# EXERCISE DETAILS:
Look through the records below, and copy out every line that holds the string "name".

======== PROVIDED DATA

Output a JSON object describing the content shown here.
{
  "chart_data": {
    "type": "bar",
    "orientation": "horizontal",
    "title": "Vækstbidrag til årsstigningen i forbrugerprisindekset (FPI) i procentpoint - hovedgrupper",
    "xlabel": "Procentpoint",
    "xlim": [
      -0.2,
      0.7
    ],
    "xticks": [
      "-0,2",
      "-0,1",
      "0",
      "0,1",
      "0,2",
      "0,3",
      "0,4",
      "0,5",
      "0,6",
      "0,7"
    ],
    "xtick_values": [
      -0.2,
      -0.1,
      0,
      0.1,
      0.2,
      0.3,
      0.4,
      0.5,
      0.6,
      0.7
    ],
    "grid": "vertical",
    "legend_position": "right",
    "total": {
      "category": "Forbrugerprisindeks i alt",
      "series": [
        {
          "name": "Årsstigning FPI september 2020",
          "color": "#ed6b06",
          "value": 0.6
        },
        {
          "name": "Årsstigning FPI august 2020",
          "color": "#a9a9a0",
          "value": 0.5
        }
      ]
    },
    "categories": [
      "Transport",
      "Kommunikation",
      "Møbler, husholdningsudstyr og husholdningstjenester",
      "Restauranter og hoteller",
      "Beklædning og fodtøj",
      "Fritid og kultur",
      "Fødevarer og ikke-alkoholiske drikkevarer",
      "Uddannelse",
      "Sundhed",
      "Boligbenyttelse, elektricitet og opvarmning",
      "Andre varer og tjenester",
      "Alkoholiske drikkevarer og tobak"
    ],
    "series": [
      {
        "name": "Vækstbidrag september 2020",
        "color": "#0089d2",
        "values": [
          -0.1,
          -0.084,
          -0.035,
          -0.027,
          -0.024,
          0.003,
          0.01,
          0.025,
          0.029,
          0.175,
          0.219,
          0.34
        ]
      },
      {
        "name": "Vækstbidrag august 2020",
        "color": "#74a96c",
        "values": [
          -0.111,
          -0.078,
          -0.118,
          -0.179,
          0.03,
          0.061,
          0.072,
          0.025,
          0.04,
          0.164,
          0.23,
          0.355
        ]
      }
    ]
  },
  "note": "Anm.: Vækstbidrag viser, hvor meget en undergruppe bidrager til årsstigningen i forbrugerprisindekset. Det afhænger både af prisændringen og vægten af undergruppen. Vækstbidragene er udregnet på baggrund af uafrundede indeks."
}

================

# TASK OUTPUT:
          "name": "Årsstigning FPI september 2020",
          "name": "Årsstigning FPI august 2020",
        "name": "Vækstbidrag september 2020",
        "name": "Vækstbidrag august 2020",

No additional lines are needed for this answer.